◆ Tâche à réaliser
Donnez la suite du texte sur les collectionneurs de l'impressionnisme, en reprenant après sa dernière phrase.

◆ Source
Comment naît, au sein de la collection, la passion de l’impressionnisme ? Dans un temps de collectionnisme aigu, la question du choix de l’impressionnisme et donc des motivations du collectionneur se pose. À travers le parcours de Gustave Fayet et de la famille de Nittis, on s’interrogera sur l’importance du profil socio-économique, de l’histoire personnelle ou encore de l’implantation géographique sur ce choix. Ces trajectoires jouent également un rôle très important dans la constitution des collections des artistes impressionnistes qui seront abordées dans une étude d’ensemble.

Gwendoline Corthier-Hardoin,

École normale supérieure de la rue d’Ulm

La constitution des collections d’artistes impressionnistes

En 1874, lorsqu’eut lieu la première exposition de la Société anonyme coopérative des artistes peintres, sculpteurs et graveurs, les prêteurs des œuvres pour l’événement, ainsi que pour les sept autres expositions organisées par le groupe qui suivirent, furent régulièrement les artistes eux-mêmes. Chacun d’eux avait déjà, ou acquit parallèlement, des figures tutélaires de l’histoire de l’art, qui les encourageaient dans leurs propres recherches plastiques, à l’image de Corot, Delacroix, Ingres, ou encore Millet. L’intérêt commun pour ces derniers, mais également le caractère fraternel et solidaire de l’aventure impressionniste, amenèrent les artistes à se faire des dons et des échanges, témoignages d’une confiance mutuelle, d’un respect réciproque, mais aussi d’alliances. Par ailleurs, les revenus confortables obtenus pour certains d’entre eux les incitèrent à réaliser des achats, auprès des marchands et lors de ventes publiques, afin d’obtenir des œuvres de leurs confrères impressionnistes. En effet, le développement du marché de l’art, à travers l’avènement de la figure du marchand comme des ventes aux enchères, participèrent fondamentalement à l’enrichissement des collections d’artistes. En ce sens, l’environnement économique dans lequel évoluèrent les impressionnistes, mais aussi la fraternité qui les animaient, l’accès direct aux recherches plastiques ainsi que la volonté commune de trouver une nouvelle identité, concoururent à une intense et précoce circulation des œuvres.

Fausto Minervini

Accademia di Belle Arti di Bologna 

Les De Nittis, collectionneurs et «collectionnés»

L’un des aspects les plus captivants de la carrière artistique de Giuseppe De Nittis (1846-1884), chef de file du soi-disant « impressionnisme italien » à Paris, est le lien étroit entre les dynamiques de sa vie personnelle et celles de son collectionnisme. Jusqu’à sa mort, l’esprit artistique du peintre italien, d’une part, fut conditionné par les exigences socioéconomiques résultant du bovarysme de sa femme Léontine, alors que, de l’autre côté, il manifesta une propension résolue et naturelle vers le credo impressionniste, qu’il accueillit de manière quand même ‘modérée’.

◆ Données enregistrées
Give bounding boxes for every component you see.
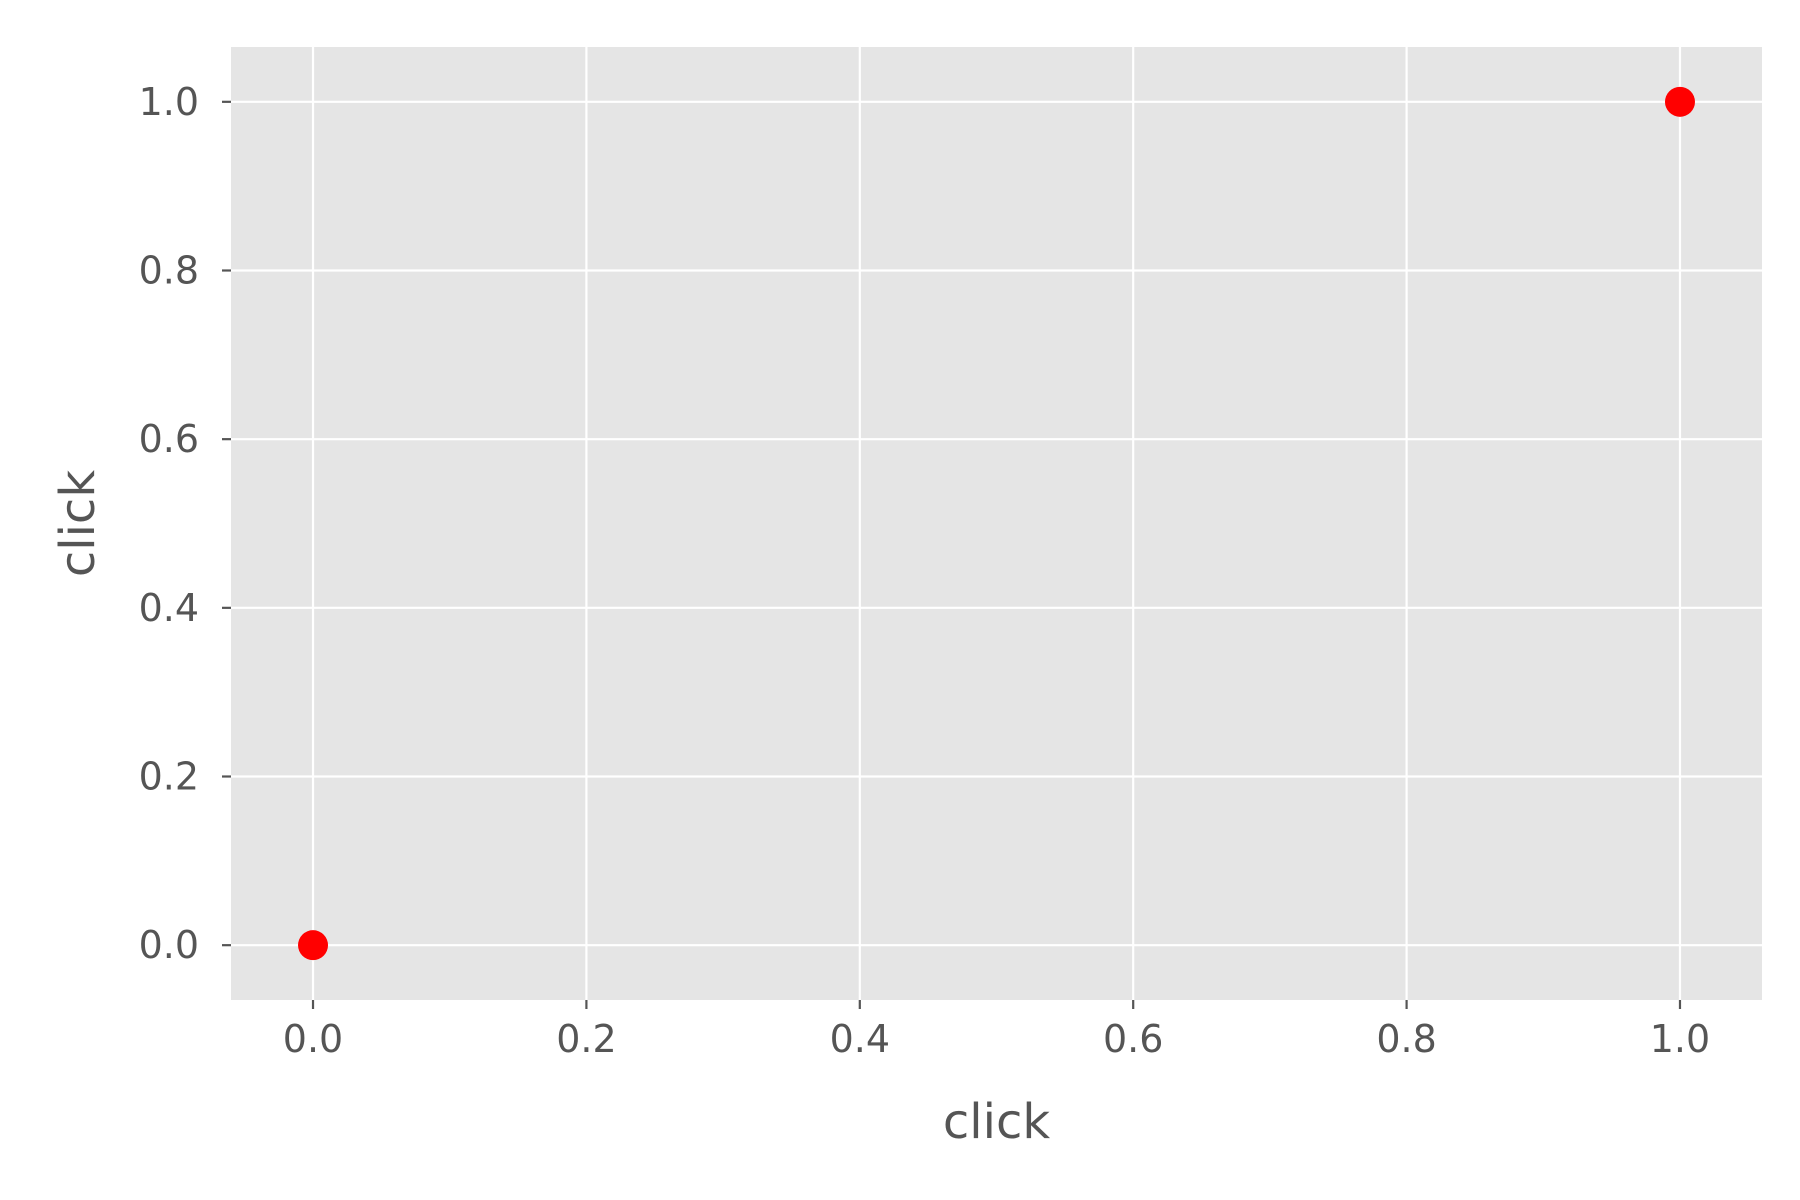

◆ Réponse proposée
Dans ce contexte, De Nittis interagit avec certains des avant-gardistes français en devenant parfois collectionneur de leurs œuvres et, à son tour, étant ‘collectionné’ par eux. Celle du peintre italien fut une collection assez modeste, mais qui permet d’analyser son approche dichotomique et conflictuel vers le mouvement français : sous certains points de vue, en collectionnant l’impressionnisme, De Nittis collectionnait les principes artistiques et éthiques dans lesquels il avait fermement cru dès sa jeunesse à Naples, mais qu’il ne pouvait plus embrasser à cause des rythmes vertigineux de travail pour supporter les coûts des ambitions sociales de sa femme. Cette dualité artistique du peintre italien finit essentiellement par scinder son activité entre obligation et plaisir, ce qui en fait un ‘transformiste’ du panorama français de la seconde moitié du XIX siècle.


Alexandre d’Andoque,

Association du Musée d’Art Gustave Fayet à Fontfroide

La collection de Gustave Fayet 

Gustave Fayet, né en 1875 à Béziers et mort en 1925 à Carcassonne fut un important et riche propriétaire viticole languedocien ainsi qu’un homme d’affaires talentueux. Il fut aussi un peintre, céramiste, illustrateur et décorateur, que de récentes rétrospectives à se sont attachées à réhabiliter. Néanmoins il demeure davantage connu dans l’histoire de l’art en tant que collectionneur de Gauguin et ami de Redon à qui il commanda des portraits et les grands décors de la bibliothèque de l’abbaye de Fontfroide.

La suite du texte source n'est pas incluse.